OBJECTIVE
Restate all of the data exactly.

PROVIDED ENTRIES

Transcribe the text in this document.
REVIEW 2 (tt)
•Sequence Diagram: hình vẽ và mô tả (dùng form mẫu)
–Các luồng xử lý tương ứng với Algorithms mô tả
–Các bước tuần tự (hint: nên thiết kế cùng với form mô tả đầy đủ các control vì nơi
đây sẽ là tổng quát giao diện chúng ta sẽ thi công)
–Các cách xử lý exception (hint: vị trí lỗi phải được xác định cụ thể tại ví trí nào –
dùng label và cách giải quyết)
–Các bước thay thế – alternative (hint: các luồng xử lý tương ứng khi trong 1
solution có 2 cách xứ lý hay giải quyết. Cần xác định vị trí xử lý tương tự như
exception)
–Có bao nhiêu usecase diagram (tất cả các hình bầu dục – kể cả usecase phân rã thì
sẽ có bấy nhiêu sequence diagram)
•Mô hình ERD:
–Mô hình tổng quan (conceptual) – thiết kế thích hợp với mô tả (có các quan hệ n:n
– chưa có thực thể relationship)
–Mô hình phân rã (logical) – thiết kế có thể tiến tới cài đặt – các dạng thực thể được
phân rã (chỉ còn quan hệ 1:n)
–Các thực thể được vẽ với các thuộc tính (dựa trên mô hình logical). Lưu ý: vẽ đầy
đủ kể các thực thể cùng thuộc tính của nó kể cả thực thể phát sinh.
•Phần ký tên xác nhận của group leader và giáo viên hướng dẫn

RESULT FOR THIS EXERCISE
Transcribe the text in this document.
REVIEW 2 (tt)
•Sequence Diagram: hình vẽ và mô tả (dùng form mẫu)
–Các luồng xử lý tương ứng với Algorithms mô tả
–Các bước tuần tự (hint: nên thiết kế cùng với form mô tả đầy đủ các control vì nơi
đây sẽ là tổng quát giao diện chúng ta sẽ thi công)
–Các cách xử lý exception (hint: vị trí lỗi phải được xác định cụ thể tại ví trí nào –
dùng label và cách giải quyết)
–Các bước thay thế – alternative (hint: các luồng xử lý tương ứng khi trong 1
solution có 2 cách xứ lý hay giải quyết. Cần xác định vị trí xử lý tương tự như
exception)
–Có bao nhiêu usecase diagram (tất cả các hình bầu dục – kể cả usecase phân rã thì
sẽ có bấy nhiêu sequence diagram)
•Mô hình ERD:
–Mô hình tổng quan (conceptual) – thiết kế thích hợp với mô tả (có các quan hệ n:n
– chưa có thực thể relationship)
–Mô hình phân rã (logical) – thiết kế có thể tiến tới cài đặt – các dạng thực thể được
phân rã (chỉ còn quan hệ 1:n)
–Các thực thể được vẽ với các thuộc tính (dựa trên mô hình logical). Lưu ý: vẽ đầy
đủ kể các thực thể cùng thuộc tính của nó kể cả thực thể phát sinh.
•Phần ký tên xác nhận của group leader và giáo viên hướng dẫn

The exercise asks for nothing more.